Stored entries =
_____

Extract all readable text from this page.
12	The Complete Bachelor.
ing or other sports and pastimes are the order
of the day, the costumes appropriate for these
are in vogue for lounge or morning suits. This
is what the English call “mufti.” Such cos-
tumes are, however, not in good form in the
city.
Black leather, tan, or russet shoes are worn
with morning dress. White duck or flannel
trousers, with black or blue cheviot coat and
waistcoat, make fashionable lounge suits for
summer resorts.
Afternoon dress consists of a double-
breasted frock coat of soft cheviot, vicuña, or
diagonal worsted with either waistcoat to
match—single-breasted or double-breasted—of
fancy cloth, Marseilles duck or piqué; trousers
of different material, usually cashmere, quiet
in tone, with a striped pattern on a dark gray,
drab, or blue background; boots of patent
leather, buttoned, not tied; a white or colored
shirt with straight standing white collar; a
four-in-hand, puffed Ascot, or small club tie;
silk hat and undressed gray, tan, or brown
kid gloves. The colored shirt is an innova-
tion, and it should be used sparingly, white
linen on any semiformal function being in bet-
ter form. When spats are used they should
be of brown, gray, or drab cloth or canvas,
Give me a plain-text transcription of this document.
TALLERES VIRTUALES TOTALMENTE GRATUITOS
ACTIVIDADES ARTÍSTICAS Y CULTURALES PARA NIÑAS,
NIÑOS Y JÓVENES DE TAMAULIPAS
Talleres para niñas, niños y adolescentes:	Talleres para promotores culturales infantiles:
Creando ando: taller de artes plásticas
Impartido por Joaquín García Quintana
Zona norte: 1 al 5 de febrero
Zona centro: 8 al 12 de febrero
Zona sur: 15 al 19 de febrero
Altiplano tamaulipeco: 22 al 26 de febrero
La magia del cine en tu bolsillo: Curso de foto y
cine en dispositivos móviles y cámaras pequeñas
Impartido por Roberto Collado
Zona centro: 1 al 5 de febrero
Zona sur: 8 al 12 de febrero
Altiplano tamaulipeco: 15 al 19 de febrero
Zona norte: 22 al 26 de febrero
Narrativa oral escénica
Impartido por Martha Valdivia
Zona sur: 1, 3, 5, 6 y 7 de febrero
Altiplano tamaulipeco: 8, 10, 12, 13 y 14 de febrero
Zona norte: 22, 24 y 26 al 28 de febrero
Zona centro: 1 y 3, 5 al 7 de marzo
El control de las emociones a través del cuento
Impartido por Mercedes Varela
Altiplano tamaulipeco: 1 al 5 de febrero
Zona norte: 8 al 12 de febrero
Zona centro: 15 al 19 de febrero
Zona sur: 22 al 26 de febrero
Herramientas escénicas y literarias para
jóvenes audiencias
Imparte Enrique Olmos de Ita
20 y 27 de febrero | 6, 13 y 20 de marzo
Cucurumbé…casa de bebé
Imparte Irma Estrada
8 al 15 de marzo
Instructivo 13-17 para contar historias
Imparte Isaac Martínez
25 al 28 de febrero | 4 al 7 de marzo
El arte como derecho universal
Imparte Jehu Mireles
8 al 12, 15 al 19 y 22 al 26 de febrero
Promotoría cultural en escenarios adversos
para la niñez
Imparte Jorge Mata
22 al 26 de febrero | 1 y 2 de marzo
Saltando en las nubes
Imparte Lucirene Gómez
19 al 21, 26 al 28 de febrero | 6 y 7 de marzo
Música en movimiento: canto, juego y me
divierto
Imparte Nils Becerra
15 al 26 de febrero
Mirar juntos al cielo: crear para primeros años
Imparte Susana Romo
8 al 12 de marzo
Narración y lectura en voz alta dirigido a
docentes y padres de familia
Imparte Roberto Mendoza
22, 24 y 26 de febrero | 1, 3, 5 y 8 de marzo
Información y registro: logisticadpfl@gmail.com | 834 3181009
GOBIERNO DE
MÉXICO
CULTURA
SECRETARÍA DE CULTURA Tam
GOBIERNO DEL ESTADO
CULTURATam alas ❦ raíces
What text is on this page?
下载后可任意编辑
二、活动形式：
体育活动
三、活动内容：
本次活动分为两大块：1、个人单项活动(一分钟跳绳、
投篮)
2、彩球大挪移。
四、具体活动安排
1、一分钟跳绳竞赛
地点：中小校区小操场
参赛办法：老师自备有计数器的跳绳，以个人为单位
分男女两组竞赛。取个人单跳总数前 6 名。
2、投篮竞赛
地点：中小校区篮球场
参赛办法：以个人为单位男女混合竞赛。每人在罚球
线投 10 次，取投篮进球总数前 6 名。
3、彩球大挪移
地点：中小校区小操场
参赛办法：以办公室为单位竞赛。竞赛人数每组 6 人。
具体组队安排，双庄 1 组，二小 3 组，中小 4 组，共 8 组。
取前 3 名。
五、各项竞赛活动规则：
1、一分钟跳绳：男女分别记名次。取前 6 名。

_____

Count the lines in the records above that contain the word "suits", and give only the number.

In response = 2